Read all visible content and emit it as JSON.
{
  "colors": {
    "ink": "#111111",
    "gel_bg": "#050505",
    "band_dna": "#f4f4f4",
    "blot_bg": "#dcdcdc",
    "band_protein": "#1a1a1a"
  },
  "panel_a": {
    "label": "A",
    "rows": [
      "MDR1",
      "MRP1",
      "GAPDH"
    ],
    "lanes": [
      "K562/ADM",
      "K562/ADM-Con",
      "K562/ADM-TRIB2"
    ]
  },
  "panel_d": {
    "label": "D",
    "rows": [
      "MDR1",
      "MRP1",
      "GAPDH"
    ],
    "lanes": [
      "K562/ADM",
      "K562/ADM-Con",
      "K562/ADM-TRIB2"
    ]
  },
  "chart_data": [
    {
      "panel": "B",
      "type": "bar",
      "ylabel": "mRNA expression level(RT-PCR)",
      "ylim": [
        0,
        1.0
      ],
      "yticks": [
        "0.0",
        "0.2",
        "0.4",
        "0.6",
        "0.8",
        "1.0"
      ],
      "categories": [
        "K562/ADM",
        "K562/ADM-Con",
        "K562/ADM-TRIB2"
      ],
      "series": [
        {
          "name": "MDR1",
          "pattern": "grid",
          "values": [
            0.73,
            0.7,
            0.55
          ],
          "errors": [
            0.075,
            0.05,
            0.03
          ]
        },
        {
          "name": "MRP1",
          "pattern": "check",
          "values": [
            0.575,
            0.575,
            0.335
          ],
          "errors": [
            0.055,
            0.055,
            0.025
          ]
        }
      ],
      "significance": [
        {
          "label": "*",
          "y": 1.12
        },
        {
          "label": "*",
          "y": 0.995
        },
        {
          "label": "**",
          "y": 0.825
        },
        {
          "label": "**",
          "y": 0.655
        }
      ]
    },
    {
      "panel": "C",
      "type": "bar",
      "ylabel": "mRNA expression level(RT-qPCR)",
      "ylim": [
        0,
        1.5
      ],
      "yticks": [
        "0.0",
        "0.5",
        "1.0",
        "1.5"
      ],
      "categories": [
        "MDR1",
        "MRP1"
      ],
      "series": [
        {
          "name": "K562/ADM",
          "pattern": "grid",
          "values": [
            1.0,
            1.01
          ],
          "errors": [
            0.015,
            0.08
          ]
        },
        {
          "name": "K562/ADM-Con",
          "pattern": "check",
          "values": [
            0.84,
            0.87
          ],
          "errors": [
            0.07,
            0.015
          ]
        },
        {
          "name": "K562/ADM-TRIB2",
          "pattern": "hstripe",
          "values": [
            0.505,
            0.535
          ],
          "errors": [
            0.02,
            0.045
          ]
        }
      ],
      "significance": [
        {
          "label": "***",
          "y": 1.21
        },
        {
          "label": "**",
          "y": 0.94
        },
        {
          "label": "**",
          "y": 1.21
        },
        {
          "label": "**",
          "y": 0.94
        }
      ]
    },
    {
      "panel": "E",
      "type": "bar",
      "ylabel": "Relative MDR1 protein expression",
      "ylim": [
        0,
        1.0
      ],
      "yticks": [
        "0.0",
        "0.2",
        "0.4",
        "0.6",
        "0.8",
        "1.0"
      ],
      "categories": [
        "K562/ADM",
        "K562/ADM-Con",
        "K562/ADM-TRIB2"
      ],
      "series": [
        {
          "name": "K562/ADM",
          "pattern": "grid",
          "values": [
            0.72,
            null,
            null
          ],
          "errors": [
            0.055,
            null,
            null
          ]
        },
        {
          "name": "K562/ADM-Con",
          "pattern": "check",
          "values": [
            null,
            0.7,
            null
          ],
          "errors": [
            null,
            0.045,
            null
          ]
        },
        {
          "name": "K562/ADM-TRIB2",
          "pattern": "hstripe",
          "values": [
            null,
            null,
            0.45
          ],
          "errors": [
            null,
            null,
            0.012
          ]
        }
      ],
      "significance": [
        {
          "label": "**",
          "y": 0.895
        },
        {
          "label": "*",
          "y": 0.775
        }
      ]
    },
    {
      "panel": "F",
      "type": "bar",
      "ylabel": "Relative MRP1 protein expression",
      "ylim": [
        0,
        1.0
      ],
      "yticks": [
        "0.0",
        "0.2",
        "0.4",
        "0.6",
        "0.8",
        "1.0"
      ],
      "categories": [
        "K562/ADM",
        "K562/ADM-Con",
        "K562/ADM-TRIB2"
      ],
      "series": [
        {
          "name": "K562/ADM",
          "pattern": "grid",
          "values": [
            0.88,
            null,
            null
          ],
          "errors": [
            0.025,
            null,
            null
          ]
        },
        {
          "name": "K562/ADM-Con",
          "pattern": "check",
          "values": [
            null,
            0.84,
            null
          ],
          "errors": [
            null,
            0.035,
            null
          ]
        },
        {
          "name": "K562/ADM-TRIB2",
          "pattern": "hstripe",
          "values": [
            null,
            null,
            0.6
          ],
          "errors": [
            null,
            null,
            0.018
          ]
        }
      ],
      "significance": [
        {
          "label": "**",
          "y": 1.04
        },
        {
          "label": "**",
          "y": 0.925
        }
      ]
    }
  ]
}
● ● ● ●
Nothing is to be left out. Repeat the whole listing exactly.

Read all visible content and emit it as JSON.
{
  "colors": {
    "ink": "#111111",
    "gel_bg": "#050505",
    "band_dna": "#f4f4f4",
    "blot_bg": "#dcdcdc",
    "band_protein": "#1a1a1a"
  },
  "panel_a": {
    "label": "A",
    "rows": [
      "MDR1",
      "MRP1",
      "GAPDH"
    ],
    "lanes": [
      "K562/ADM",
      "K562/ADM-Con",
      "K562/ADM-TRIB2"
    ]
  },
  "panel_d": {
    "label": "D",
    "rows": [
      "MDR1",
      "MRP1",
      "GAPDH"
    ],
    "lanes": [
      "K562/ADM",
      "K562/ADM-Con",
      "K562/ADM-TRIB2"
    ]
  },
  "chart_data": [
    {
      "panel": "B",
      "type": "bar",
      "ylabel": "mRNA expression level(RT-PCR)",
      "ylim": [
        0,
        1.0
      ],
      "yticks": [
        "0.0",
        "0.2",
        "0.4",
        "0.6",
        "0.8",
        "1.0"
      ],
      "categories": [
        "K562/ADM",
        "K562/ADM-Con",
        "K562/ADM-TRIB2"
      ],
      "series": [
        {
          "name": "MDR1",
          "pattern": "grid",
          "values": [
            0.73,
            0.7,
            0.55
          ],
          "errors": [
            0.075,
            0.05,
            0.03
          ]
        },
        {
          "name": "MRP1",
          "pattern": "check",
          "values": [
            0.575,
            0.575,
            0.335
          ],
          "errors": [
            0.055,
            0.055,
            0.025
          ]
        }
      ],
      "significance": [
        {
          "label": "*",
          "y": 1.12
        },
        {
          "label": "*",
          "y": 0.995
        },
        {
          "label": "**",
          "y": 0.825
        },
        {
          "label": "**",
          "y": 0.655
        }
      ]
    },
    {
      "panel": "C",
      "type": "bar",
      "ylabel": "mRNA expression level(RT-qPCR)",
      "ylim": [
        0,
        1.5
      ],
      "yticks": [
        "0.0",
        "0.5",
        "1.0",
        "1.5"
      ],
      "categories": [
        "MDR1",
        "MRP1"
      ],
      "series": [
        {
          "name": "K562/ADM",
          "pattern": "grid",
          "values": [
            1.0,
            1.01
          ],
          "errors": [
            0.015,
            0.08
          ]
        },
        {
          "name": "K562/ADM-Con",
          "pattern": "check",
          "values": [
            0.84,
            0.87
          ],
          "errors": [
            0.07,
            0.015
          ]
        },
        {
          "name": "K562/ADM-TRIB2",
          "pattern": "hstripe",
          "values": [
            0.505,
            0.535
          ],
          "errors": [
            0.02,
            0.045
          ]
        }
      ],
      "significance": [
        {
          "label": "***",
          "y": 1.21
        },
        {
          "label": "**",
          "y": 0.94
        },
        {
          "label": "**",
          "y": 1.21
        },
        {
          "label": "**",
          "y": 0.94
        }
      ]
    },
    {
      "panel": "E",
      "type": "bar",
      "ylabel": "Relative MDR1 protein expression",
      "ylim": [
        0,
        1.0
      ],
      "yticks": [
        "0.0",
        "0.2",
        "0.4",
        "0.6",
        "0.8",
        "1.0"
      ],
      "categories": [
        "K562/ADM",
        "K562/ADM-Con",
        "K562/ADM-TRIB2"
      ],
      "series": [
        {
          "name": "K562/ADM",
          "pattern": "grid",
          "values": [
            0.72,
            null,
            null
          ],
          "errors": [
            0.055,
            null,
            null
          ]
        },
        {
          "name": "K562/ADM-Con",
          "pattern": "check",
          "values": [
            null,
            0.7,
            null
          ],
          "errors": [
            null,
            0.045,
            null
          ]
        },
        {
          "name": "K562/ADM-TRIB2",
          "pattern": "hstripe",
          "values": [
            null,
            null,
            0.45
          ],
          "errors": [
            null,
            null,
            0.012
          ]
        }
      ],
      "significance": [
        {
          "label": "**",
          "y": 0.895
        },
        {
          "label": "*",
          "y": 0.775
        }
      ]
    },
    {
      "panel": "F",
      "type": "bar",
      "ylabel": "Relative MRP1 protein expression",
      "ylim": [
        0,
        1.0
      ],
      "yticks": [
        "0.0",
        "0.2",
        "0.4",
        "0.6",
        "0.8",
        "1.0"
      ],
      "categories": [
        "K562/ADM",
        "K562/ADM-Con",
        "K562/ADM-TRIB2"
      ],
      "series": [
        {
          "name": "K562/ADM",
          "pattern": "grid",
          "values": [
            0.88,
            null,
            null
          ],
          "errors": [
            0.025,
            null,
            null
          ]
        },
        {
          "name": "K562/ADM-Con",
          "pattern": "check",
          "values": [
            null,
            0.84,
            null
          ],
          "errors": [
            null,
            0.035,
            null
          ]
        },
        {
          "name": "K562/ADM-TRIB2",
          "pattern": "hstripe",
          "values": [
            null,
            null,
            0.6
          ],
          "errors": [
            null,
            null,
            0.018
          ]
        }
      ],
      "significance": [
        {
          "label": "**",
          "y": 1.04
        },
        {
          "label": "**",
          "y": 0.925
        }
      ]
    }
  ]
}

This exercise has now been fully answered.